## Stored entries
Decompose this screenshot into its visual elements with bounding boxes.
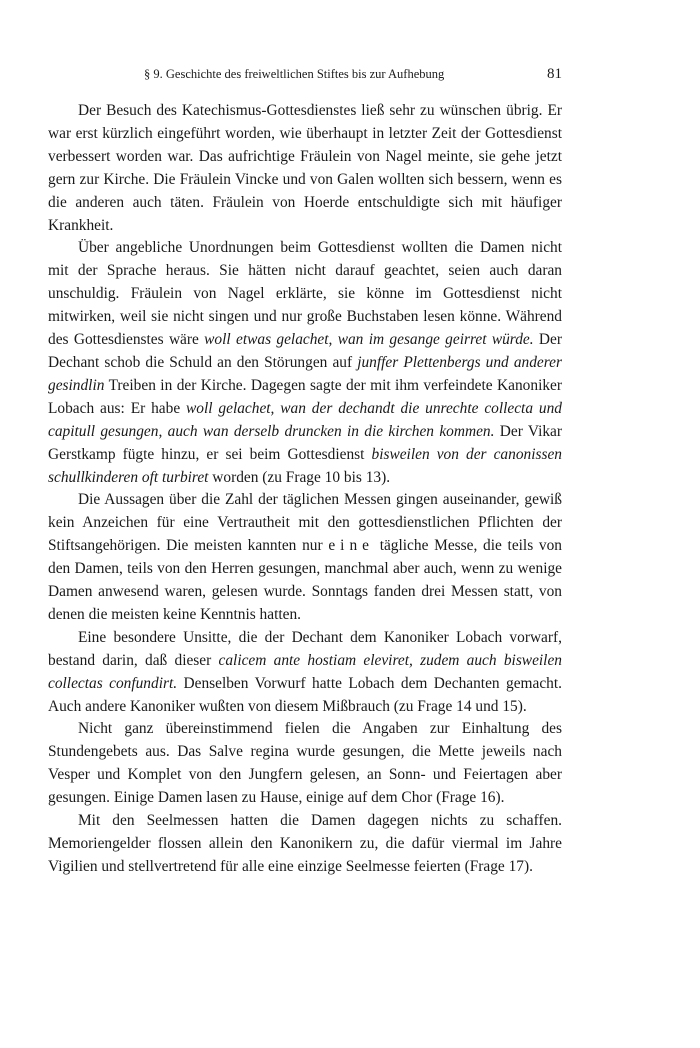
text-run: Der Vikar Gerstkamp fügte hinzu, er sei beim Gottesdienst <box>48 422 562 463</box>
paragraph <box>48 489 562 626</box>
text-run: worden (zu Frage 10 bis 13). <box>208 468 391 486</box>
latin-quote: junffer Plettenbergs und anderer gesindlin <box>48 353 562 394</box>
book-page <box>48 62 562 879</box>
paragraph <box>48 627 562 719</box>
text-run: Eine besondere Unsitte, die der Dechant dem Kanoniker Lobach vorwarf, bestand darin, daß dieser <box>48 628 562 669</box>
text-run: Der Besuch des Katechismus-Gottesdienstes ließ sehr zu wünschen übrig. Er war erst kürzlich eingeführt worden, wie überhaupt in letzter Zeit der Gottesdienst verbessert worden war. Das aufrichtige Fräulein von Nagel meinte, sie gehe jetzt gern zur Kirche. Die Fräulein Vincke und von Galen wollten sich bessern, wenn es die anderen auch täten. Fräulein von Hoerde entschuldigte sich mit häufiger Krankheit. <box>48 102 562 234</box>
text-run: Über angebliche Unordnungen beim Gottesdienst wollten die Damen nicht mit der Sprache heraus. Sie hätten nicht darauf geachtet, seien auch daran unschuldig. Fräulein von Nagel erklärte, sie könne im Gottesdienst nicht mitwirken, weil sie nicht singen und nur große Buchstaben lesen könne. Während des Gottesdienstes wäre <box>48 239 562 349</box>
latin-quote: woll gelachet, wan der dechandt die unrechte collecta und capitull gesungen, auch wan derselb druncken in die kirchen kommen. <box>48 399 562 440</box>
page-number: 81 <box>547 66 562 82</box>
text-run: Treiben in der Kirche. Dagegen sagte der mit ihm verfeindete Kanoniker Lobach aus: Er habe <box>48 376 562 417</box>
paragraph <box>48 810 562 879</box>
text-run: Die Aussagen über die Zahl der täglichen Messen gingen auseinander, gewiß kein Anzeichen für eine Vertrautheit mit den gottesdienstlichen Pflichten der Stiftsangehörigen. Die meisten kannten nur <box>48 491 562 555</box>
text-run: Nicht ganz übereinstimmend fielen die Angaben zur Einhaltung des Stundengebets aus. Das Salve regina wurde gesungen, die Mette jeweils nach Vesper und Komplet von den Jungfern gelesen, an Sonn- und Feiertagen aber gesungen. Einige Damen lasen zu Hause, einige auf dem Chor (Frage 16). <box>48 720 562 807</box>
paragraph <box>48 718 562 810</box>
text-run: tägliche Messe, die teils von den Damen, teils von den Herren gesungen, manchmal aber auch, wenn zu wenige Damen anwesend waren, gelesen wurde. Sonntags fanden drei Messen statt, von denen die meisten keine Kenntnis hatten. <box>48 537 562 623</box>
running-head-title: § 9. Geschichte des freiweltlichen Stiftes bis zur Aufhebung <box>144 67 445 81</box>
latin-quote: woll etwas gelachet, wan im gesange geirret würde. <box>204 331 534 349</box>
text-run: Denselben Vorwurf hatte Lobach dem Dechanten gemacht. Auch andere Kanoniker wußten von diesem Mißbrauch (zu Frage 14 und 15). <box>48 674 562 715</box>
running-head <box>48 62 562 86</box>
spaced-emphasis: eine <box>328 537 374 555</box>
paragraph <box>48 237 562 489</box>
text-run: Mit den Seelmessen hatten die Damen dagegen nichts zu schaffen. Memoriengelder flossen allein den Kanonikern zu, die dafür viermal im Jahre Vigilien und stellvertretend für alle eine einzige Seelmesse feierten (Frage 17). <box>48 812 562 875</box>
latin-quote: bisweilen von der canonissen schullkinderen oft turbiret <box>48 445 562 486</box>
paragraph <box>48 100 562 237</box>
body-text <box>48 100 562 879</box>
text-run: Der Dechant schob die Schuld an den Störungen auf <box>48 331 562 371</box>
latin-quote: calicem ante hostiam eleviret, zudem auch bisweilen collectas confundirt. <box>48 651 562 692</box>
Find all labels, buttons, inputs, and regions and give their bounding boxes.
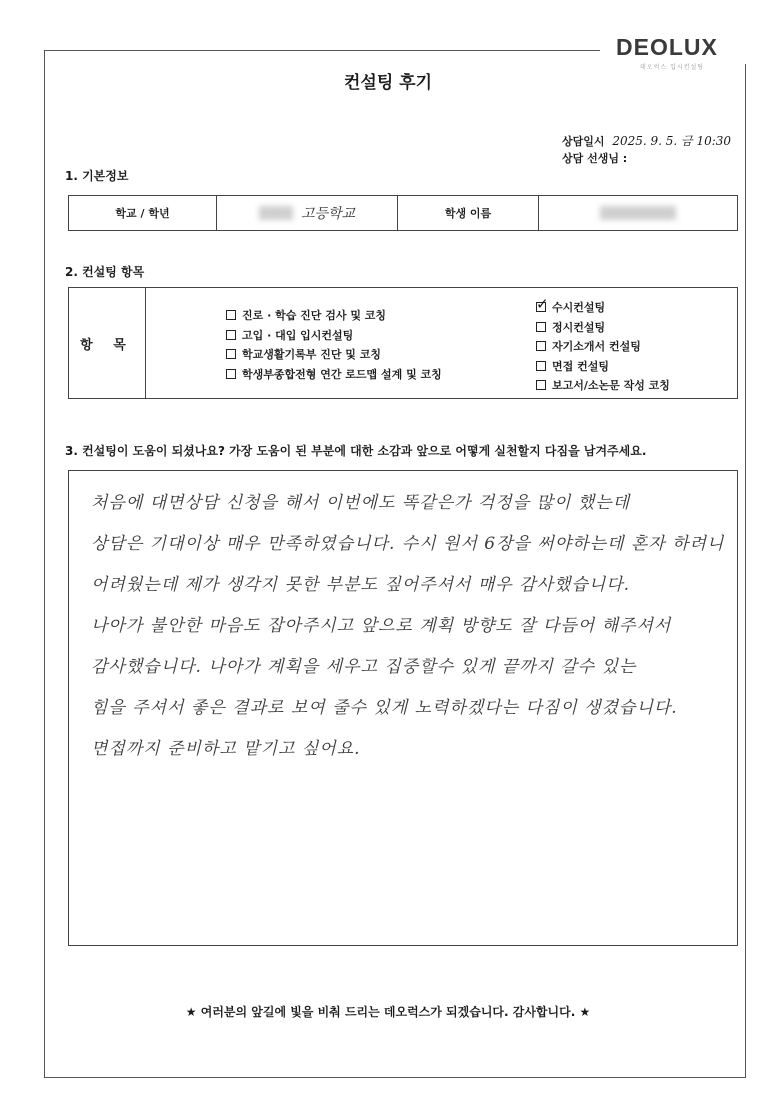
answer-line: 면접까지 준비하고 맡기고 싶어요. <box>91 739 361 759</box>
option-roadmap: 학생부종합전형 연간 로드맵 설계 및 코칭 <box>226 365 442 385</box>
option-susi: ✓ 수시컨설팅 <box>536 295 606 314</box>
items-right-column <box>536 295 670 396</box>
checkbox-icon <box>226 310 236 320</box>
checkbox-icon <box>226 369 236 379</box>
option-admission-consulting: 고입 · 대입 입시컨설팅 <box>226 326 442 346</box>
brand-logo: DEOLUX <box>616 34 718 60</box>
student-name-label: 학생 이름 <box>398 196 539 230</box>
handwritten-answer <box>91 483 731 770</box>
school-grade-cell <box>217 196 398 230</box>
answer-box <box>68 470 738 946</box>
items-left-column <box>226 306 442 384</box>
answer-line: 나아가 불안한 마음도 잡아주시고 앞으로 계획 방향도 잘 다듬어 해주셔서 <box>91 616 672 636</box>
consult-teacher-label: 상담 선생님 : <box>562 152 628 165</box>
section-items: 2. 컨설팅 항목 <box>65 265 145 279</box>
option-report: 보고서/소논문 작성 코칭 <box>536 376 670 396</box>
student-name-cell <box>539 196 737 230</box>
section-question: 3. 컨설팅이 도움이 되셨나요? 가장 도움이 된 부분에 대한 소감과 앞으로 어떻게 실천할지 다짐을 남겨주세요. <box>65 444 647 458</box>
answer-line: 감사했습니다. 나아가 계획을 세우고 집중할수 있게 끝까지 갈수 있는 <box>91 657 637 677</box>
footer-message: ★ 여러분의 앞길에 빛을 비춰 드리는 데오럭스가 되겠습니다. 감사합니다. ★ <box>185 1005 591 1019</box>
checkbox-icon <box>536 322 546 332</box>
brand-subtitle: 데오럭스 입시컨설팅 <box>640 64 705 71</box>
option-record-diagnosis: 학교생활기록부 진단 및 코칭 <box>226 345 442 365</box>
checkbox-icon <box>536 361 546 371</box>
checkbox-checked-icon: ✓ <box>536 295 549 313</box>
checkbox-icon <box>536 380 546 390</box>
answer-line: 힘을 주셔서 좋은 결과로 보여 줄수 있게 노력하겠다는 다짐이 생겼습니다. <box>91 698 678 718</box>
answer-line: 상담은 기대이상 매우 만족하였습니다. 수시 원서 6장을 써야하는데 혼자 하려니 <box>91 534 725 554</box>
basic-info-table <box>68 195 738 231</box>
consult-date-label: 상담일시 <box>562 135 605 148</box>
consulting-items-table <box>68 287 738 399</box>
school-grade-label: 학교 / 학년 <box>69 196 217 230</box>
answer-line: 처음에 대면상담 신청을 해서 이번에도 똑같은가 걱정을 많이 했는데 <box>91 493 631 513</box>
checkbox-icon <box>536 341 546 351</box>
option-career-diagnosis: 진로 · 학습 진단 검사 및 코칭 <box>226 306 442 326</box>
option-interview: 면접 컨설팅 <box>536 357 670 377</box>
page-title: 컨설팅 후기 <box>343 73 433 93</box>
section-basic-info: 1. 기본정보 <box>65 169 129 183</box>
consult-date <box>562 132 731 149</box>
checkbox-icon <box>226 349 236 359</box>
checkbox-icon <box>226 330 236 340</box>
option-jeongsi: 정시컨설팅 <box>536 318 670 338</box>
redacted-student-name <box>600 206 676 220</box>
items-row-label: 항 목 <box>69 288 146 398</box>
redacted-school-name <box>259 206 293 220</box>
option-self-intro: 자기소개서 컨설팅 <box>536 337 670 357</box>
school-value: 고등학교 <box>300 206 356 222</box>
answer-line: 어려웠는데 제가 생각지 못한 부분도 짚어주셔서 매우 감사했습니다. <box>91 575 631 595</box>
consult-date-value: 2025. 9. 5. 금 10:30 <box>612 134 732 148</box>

## EXERCISE DETAILS
Please rewrite all the records with "answer-line" replaced by "response-line", changing nothing else, and leave out the pictures.

## EXERCISE RESPONSE
Decompose this screenshot into its visual elements with bounding boxes.
text-run: Der Vikar Gerstkamp fügte hinzu, er sei beim Gottesdienst <box>48 422 562 463</box>
paragraph <box>48 489 562 626</box>
text-run: worden (zu Frage 10 bis 13). <box>208 468 391 486</box>
latin-quote: junffer Plettenbergs und anderer gesindlin <box>48 353 562 394</box>
book-page <box>48 62 562 879</box>
paragraph <box>48 627 562 719</box>
text-run: Eine besondere Unsitte, die der Dechant dem Kanoniker Lobach vorwarf, bestand darin, daß dieser <box>48 628 562 669</box>
text-run: Der Besuch des Katechismus-Gottesdienstes ließ sehr zu wünschen übrig. Er war erst kürzlich eingeführt worden, wie überhaupt in letzter Zeit der Gottesdienst verbessert worden war. Das aufrichtige Fräulein von Nagel meinte, sie gehe jetzt gern zur Kirche. Die Fräulein Vincke und von Galen wollten sich bessern, wenn es die anderen auch täten. Fräulein von Hoerde entschuldigte sich mit häufiger Krankheit. <box>48 102 562 234</box>
text-run: Über angebliche Unordnungen beim Gottesdienst wollten die Damen nicht mit der Sprache heraus. Sie hätten nicht darauf geachtet, seien auch daran unschuldig. Fräulein von Nagel erklärte, sie könne im Gottesdienst nicht mitwirken, weil sie nicht singen und nur große Buchstaben lesen könne. Während des Gottesdienstes wäre <box>48 239 562 349</box>
latin-quote: woll gelachet, wan der dechandt die unrechte collecta und capitull gesungen, auch wan derselb druncken in die kirchen kommen. <box>48 399 562 440</box>
page-number: 81 <box>547 66 562 82</box>
text-run: Treiben in der Kirche. Dagegen sagte der mit ihm verfeindete Kanoniker Lobach aus: Er habe <box>48 376 562 417</box>
paragraph <box>48 810 562 879</box>
text-run: Die Aussagen über die Zahl der täglichen Messen gingen auseinander, gewiß kein Anzeichen für eine Vertrautheit mit den gottesdienstlichen Pflichten der Stiftsangehörigen. Die meisten kannten nur <box>48 491 562 555</box>
text-run: Nicht ganz übereinstimmend fielen die Angaben zur Einhaltung des Stundengebets aus. Das Salve regina wurde gesungen, die Mette jeweils nach Vesper und Komplet von den Jungfern gelesen, an Sonn- und Feiertagen aber gesungen. Einige Damen lasen zu Hause, einige auf dem Chor (Frage 16). <box>48 720 562 807</box>
paragraph <box>48 718 562 810</box>
text-run: tägliche Messe, die teils von den Damen, teils von den Herren gesungen, manchmal aber auch, wenn zu wenige Damen anwesend waren, gelesen wurde. Sonntags fanden drei Messen statt, von denen die meisten keine Kenntnis hatten. <box>48 537 562 623</box>
running-head-title: § 9. Geschichte des freiweltlichen Stiftes bis zur Aufhebung <box>144 67 445 81</box>
latin-quote: woll etwas gelachet, wan im gesange geirret würde. <box>204 331 534 349</box>
text-run: Denselben Vorwurf hatte Lobach dem Dechanten gemacht. Auch andere Kanoniker wußten von diesem Mißbrauch (zu Frage 14 und 15). <box>48 674 562 715</box>
running-head <box>48 62 562 86</box>
spaced-emphasis: eine <box>328 537 374 555</box>
paragraph <box>48 237 562 489</box>
text-run: Mit den Seelmessen hatten die Damen dagegen nichts zu schaffen. Memoriengelder flossen allein den Kanonikern zu, die dafür viermal im Jahre Vigilien und stellvertretend für alle eine einzige Seelmesse feierten (Frage 17). <box>48 812 562 875</box>
latin-quote: bisweilen von der canonissen schullkinderen oft turbiret <box>48 445 562 486</box>
paragraph <box>48 100 562 237</box>
body-text <box>48 100 562 879</box>
text-run: Der Dechant schob die Schuld an den Störungen auf <box>48 331 562 371</box>
latin-quote: calicem ante hostiam eleviret, zudem auch bisweilen collectas confundirt. <box>48 651 562 692</box>
Find all labels, buttons, inputs, and regions and give their bounding boxes.
response-line: 면접까지 준비하고 맡기고 싶어요. <box>91 739 361 759</box>
option-roadmap: 학생부종합전형 연간 로드맵 설계 및 코칭 <box>226 365 442 385</box>
option-susi: ✓ 수시컨설팅 <box>536 295 606 314</box>
items-right-column <box>536 295 670 396</box>
checkbox-icon <box>226 310 236 320</box>
checkbox-icon <box>226 369 236 379</box>
option-admission-consulting: 고입 · 대입 입시컨설팅 <box>226 326 442 346</box>
brand-logo: DEOLUX <box>616 34 718 60</box>
student-name-label: 학생 이름 <box>398 196 539 230</box>
handwritten-answer <box>91 483 731 770</box>
school-grade-cell <box>217 196 398 230</box>
answer-box <box>68 470 738 946</box>
items-left-column <box>226 306 442 384</box>
response-line: 나아가 불안한 마음도 잡아주시고 앞으로 계획 방향도 잘 다듬어 해주셔서 <box>91 616 672 636</box>
consult-teacher-label: 상담 선생님 : <box>562 152 628 165</box>
section-items: 2. 컨설팅 항목 <box>65 265 145 279</box>
option-report: 보고서/소논문 작성 코칭 <box>536 376 670 396</box>
student-name-cell <box>539 196 737 230</box>
section-question: 3. 컨설팅이 도움이 되셨나요? 가장 도움이 된 부분에 대한 소감과 앞으로 어떻게 실천할지 다짐을 남겨주세요. <box>65 444 647 458</box>
response-line: 감사했습니다. 나아가 계획을 세우고 집중할수 있게 끝까지 갈수 있는 <box>91 657 637 677</box>
footer-message: ★ 여러분의 앞길에 빛을 비춰 드리는 데오럭스가 되겠습니다. 감사합니다. ★ <box>185 1005 591 1019</box>
checkbox-icon <box>536 322 546 332</box>
brand-subtitle: 데오럭스 입시컨설팅 <box>640 64 705 71</box>
option-record-diagnosis: 학교생활기록부 진단 및 코칭 <box>226 345 442 365</box>
checkbox-icon <box>536 361 546 371</box>
checkbox-checked-icon: ✓ <box>536 295 549 313</box>
checkbox-icon <box>536 380 546 390</box>
response-line: 힘을 주셔서 좋은 결과로 보여 줄수 있게 노력하겠다는 다짐이 생겼습니다. <box>91 698 678 718</box>
response-line: 상담은 기대이상 매우 만족하였습니다. 수시 원서 6장을 써야하는데 혼자 하려니 <box>91 534 725 554</box>
basic-info-table <box>68 195 738 231</box>
consult-date-label: 상담일시 <box>562 135 605 148</box>
consulting-items-table <box>68 287 738 399</box>
school-grade-label: 학교 / 학년 <box>69 196 217 230</box>
response-line: 처음에 대면상담 신청을 해서 이번에도 똑같은가 걱정을 많이 했는데 <box>91 493 631 513</box>
checkbox-icon <box>536 341 546 351</box>
option-career-diagnosis: 진로 · 학습 진단 검사 및 코칭 <box>226 306 442 326</box>
option-interview: 면접 컨설팅 <box>536 357 670 377</box>
page-title: 컨설팅 후기 <box>343 73 433 93</box>
section-basic-info: 1. 기본정보 <box>65 169 129 183</box>
consult-date <box>562 132 731 149</box>
checkbox-icon <box>226 349 236 359</box>
checkbox-icon <box>226 330 236 340</box>
option-jeongsi: 정시컨설팅 <box>536 318 670 338</box>
redacted-student-name <box>600 206 676 220</box>
items-row-label: 항 목 <box>69 288 146 398</box>
redacted-school-name <box>259 206 293 220</box>
option-self-intro: 자기소개서 컨설팅 <box>536 337 670 357</box>
school-value: 고등학교 <box>300 206 356 222</box>
response-line: 어려웠는데 제가 생각지 못한 부분도 짚어주셔서 매우 감사했습니다. <box>91 575 631 595</box>
consult-date-value: 2025. 9. 5. 금 10:30 <box>612 134 732 148</box>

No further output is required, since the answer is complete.